→ Set tasks:
A) Transcribe the comic review from "Two issues in, and" to "Annie the Adipose.".
B) According to the comic review, why is Annie's cuteness the bane of her existence?

Two issues in, and the Doctor’s newly-found Slitheen ally counts off the fact that they’ve lost two of their number on this quest to rescue a member of a species which if you remember your Season 2 canon, nobody remembers or has heard of. Humanity having ceased to exist back in 2025. Tensions are rising the further into the complex they go, and there’s a storytelling style developing that points increasingly to the featured team-member of any issue having to selflessly sacrifice themselves by the time the final pages roll along.

Welcome to Annie the Adipose.

Annie, like all junior Adipose, is adorably cute, with a single fang to mitigate against her squidgy snuggliness.

This, it turns out, is the bane of her existence, because the nature of the Adipose life cycle is to act parasitically and mutate the flesh (and frequently the bone and the organs) of other species into more Adipose, so they go through their lives as a journey from “Aww, how cute!” to “Ick, get away from me, you parasitical monster!”

There’s at least one big storytelling trick missed in this issue, in that Annie is portrayed as a baby Adipose, as seen in Partners In Crime, despite having the experience of many rides along the journey from cute to monstrous. That means we still never get to see what a fully-grown Adipose looks like – unless we’re inferring that they remain at about the same size and cuteness throughout the whole of their lives.

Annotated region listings
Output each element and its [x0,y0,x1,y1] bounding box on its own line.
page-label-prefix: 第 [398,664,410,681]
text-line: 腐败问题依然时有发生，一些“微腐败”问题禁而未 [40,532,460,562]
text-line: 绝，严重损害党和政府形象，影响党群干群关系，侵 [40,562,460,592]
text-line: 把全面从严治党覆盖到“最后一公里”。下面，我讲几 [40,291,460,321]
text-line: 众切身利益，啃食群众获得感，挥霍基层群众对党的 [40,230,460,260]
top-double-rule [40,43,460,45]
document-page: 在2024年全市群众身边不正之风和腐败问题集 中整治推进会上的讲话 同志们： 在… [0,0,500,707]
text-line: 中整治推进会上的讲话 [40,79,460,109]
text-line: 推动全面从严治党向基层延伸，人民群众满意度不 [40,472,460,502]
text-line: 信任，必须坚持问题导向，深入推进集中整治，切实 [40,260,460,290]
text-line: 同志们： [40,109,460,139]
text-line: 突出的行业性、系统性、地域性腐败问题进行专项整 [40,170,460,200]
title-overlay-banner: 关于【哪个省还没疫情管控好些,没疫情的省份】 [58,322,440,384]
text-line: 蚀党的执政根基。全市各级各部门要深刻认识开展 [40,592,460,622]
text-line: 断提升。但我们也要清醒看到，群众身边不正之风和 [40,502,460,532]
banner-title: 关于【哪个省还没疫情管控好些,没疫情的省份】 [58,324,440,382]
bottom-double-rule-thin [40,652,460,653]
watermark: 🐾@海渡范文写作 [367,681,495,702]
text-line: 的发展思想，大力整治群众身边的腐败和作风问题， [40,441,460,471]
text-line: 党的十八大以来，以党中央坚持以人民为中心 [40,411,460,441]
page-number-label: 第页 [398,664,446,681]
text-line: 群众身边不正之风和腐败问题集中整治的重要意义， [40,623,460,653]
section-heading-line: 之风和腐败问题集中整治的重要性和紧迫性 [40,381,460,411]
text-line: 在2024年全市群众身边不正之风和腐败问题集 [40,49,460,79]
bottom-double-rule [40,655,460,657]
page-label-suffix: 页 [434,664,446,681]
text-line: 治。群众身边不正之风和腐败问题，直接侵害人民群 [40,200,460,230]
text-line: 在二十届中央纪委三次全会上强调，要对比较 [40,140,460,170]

→ Task-by-task results:
A)
Two issues in, and the Doctor’s newly-found Slitheen ally counts off the fact that they’ve lost two of their number on this quest to rescue a member of a species which if you remember your Season 2 canon, nobody remembers or has heard of. Humanity having ceased to exist back in 2025. Tensions are rising the further into the complex they go, and there’s a storytelling style developing that points increasingly to the featured team-member of any issue having to selflessly sacrifice themselves by the time the final pages roll along.

Welcome to Annie the Adipose.

B) Adipose live parasitically, mutating the flesh (and often the bone and organs) of other species into more Adipose. So their lives go from "Aww, how cute!" to "Ick, get away from me, you parasitical monster!"